*PROMPT:* Please update the items from the start through the line containing "469, 843, 594]" by changing "series-line" to "trend-line" and leaving everything else unchanged.

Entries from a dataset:
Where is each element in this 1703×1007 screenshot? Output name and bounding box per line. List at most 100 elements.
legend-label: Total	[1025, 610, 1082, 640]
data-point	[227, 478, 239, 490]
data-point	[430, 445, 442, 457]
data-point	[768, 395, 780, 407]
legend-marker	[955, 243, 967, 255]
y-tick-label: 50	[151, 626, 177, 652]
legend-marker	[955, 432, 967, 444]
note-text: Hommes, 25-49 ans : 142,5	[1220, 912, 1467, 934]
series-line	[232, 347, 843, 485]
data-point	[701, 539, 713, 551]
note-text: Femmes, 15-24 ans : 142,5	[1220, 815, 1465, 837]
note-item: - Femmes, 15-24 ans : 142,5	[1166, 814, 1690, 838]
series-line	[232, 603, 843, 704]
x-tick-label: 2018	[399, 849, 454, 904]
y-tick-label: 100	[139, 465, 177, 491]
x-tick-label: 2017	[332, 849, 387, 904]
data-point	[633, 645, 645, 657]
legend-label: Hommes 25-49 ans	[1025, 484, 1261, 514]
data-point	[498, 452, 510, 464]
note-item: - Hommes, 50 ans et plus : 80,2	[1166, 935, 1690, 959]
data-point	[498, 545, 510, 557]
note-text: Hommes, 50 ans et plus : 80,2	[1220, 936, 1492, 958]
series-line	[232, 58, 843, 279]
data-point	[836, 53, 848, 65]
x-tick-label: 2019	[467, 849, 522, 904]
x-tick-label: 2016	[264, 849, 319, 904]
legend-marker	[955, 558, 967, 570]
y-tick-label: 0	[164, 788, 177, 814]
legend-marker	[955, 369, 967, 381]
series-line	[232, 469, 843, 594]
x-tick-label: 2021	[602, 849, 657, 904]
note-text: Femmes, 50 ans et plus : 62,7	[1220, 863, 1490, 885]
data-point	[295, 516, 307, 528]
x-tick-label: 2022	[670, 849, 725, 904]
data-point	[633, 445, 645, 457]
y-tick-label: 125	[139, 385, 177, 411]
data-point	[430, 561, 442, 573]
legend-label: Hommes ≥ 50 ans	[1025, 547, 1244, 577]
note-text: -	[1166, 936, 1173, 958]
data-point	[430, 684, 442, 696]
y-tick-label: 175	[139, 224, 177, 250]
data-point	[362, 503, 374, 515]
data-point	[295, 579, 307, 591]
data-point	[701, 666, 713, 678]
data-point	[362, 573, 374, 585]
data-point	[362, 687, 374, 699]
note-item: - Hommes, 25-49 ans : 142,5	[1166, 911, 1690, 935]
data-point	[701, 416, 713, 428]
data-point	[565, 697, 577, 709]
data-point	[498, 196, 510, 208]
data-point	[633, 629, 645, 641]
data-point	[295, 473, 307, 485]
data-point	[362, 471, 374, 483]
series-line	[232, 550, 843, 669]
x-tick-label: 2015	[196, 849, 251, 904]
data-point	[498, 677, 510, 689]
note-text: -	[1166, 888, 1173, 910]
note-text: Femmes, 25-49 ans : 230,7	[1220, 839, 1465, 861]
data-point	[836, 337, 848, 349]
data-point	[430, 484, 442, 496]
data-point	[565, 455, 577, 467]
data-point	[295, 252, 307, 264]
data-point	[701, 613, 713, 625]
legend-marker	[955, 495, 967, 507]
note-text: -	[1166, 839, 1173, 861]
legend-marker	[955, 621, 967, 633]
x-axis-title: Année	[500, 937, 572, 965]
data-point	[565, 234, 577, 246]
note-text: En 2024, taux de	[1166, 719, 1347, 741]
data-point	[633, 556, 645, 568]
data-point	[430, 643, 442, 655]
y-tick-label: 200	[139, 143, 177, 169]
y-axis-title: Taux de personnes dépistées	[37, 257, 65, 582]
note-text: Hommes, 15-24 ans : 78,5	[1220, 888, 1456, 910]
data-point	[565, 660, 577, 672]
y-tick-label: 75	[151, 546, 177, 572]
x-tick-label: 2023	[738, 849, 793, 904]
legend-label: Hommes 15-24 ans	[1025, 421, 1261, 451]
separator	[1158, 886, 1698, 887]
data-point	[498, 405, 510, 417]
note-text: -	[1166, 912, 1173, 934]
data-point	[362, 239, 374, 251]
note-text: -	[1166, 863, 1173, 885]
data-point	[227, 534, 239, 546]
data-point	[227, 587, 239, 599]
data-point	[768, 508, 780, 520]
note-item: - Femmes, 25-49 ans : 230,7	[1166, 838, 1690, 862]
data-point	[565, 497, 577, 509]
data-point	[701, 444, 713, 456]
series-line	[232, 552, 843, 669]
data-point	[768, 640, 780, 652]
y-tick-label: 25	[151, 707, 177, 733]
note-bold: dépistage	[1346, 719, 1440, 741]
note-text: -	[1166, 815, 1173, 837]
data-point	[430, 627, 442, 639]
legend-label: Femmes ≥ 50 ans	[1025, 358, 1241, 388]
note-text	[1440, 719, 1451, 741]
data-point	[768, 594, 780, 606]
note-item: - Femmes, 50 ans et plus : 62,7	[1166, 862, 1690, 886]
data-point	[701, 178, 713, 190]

*CORRECT OUTPUT:*
Where is each element in this 1703×1007 screenshot? Output name and bounding box per line. List at most 100 elements.
legend-label: Total	[1025, 610, 1082, 640]
data-point	[227, 478, 239, 490]
data-point	[430, 445, 442, 457]
data-point	[768, 395, 780, 407]
legend-marker	[955, 243, 967, 255]
y-tick-label: 50	[151, 626, 177, 652]
legend-marker	[955, 432, 967, 444]
note-text: Hommes, 25-49 ans : 142,5	[1220, 912, 1467, 934]
trend-line	[232, 347, 843, 485]
data-point	[701, 539, 713, 551]
note-text: Femmes, 15-24 ans : 142,5	[1220, 815, 1465, 837]
note-item: - Femmes, 15-24 ans : 142,5	[1166, 814, 1690, 838]
trend-line	[232, 603, 843, 704]
x-tick-label: 2018	[399, 849, 454, 904]
y-tick-label: 100	[139, 465, 177, 491]
x-tick-label: 2017	[332, 849, 387, 904]
data-point	[633, 645, 645, 657]
legend-label: Hommes 25-49 ans	[1025, 484, 1261, 514]
data-point	[498, 452, 510, 464]
note-item: - Hommes, 50 ans et plus : 80,2	[1166, 935, 1690, 959]
data-point	[498, 545, 510, 557]
note-text: Hommes, 50 ans et plus : 80,2	[1220, 936, 1492, 958]
trend-line	[232, 58, 843, 279]
data-point	[836, 53, 848, 65]
x-tick-label: 2019	[467, 849, 522, 904]
x-tick-label: 2016	[264, 849, 319, 904]
legend-marker	[955, 558, 967, 570]
y-tick-label: 0	[164, 788, 177, 814]
legend-marker	[955, 369, 967, 381]
trend-line	[232, 469, 843, 594]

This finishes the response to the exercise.